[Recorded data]

═══

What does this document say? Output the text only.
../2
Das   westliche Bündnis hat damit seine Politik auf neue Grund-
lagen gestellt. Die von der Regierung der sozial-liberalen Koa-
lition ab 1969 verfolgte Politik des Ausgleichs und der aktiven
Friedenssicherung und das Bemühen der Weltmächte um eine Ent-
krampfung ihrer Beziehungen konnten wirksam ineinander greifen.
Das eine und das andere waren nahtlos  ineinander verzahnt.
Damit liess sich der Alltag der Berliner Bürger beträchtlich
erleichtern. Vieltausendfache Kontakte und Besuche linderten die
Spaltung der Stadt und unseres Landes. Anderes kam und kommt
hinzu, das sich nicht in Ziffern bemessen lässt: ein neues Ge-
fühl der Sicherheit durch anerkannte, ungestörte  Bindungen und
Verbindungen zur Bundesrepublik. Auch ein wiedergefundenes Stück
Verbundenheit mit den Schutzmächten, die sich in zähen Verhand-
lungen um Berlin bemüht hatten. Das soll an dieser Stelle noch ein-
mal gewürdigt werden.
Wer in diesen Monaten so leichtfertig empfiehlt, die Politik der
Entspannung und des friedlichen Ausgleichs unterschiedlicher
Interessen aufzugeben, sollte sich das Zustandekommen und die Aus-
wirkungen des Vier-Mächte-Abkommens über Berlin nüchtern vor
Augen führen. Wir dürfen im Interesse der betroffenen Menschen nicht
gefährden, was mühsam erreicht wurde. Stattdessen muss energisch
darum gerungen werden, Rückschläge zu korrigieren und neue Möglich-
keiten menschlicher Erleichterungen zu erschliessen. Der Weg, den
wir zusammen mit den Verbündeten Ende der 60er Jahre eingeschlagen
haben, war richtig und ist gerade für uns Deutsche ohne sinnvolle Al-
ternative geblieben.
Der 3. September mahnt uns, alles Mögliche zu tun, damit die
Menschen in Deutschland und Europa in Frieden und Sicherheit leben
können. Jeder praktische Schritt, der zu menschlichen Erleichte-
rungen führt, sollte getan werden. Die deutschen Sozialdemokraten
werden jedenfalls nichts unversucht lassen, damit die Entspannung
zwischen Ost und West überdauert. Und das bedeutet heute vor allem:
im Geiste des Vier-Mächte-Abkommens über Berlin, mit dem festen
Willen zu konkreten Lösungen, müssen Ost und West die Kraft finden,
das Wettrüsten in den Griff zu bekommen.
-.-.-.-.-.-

═══

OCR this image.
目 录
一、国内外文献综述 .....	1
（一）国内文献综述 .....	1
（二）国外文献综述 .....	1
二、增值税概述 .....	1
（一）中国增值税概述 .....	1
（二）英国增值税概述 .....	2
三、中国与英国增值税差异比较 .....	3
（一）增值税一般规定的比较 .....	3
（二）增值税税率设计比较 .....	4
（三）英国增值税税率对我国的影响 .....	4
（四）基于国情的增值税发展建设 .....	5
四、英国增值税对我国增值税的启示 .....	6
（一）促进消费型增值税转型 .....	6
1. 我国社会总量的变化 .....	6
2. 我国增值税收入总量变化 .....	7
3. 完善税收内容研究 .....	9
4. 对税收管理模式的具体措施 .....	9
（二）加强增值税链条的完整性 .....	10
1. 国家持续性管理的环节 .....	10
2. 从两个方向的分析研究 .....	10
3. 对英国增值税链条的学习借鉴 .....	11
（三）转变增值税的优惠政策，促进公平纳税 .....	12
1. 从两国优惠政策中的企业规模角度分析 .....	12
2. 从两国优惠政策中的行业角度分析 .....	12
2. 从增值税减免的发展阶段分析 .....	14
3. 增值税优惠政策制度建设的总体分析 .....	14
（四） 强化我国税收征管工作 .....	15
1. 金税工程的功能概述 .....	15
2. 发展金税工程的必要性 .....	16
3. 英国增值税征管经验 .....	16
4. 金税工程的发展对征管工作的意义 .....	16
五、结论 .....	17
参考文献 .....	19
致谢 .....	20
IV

═══

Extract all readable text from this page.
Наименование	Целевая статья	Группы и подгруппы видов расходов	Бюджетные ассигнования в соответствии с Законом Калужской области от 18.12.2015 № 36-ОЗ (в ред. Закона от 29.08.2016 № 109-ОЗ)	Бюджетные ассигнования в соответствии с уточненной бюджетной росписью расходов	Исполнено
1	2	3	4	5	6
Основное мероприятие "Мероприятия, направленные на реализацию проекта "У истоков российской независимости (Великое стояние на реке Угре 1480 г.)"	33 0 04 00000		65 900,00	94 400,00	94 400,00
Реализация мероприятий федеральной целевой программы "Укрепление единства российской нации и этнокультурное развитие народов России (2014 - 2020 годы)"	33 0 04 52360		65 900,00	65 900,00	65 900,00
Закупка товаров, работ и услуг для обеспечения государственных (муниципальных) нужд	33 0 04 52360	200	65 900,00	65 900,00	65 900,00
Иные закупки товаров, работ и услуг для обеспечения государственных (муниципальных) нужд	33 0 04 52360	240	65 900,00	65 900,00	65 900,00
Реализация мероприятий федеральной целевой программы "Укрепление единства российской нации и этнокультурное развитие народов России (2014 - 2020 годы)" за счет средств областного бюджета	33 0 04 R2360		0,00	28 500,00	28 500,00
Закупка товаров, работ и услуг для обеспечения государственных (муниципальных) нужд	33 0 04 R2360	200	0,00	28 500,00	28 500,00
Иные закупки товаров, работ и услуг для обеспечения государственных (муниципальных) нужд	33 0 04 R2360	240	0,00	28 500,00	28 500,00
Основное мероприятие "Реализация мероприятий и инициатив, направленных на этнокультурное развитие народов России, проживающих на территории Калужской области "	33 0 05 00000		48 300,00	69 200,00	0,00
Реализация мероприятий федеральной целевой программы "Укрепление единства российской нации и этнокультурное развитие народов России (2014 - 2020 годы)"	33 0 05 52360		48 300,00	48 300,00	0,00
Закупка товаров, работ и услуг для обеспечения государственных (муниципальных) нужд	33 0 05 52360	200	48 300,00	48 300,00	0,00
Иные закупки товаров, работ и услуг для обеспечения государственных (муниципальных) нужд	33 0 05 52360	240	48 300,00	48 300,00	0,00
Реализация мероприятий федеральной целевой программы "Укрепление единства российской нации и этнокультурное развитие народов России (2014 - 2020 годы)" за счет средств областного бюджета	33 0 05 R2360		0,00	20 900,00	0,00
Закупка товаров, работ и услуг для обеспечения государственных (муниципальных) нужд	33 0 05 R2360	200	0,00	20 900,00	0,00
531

═══

> **OBJECTIVE**
Determine how many lines include the string "области". Give no answer but the number.

> **TASK RESPONSE**
2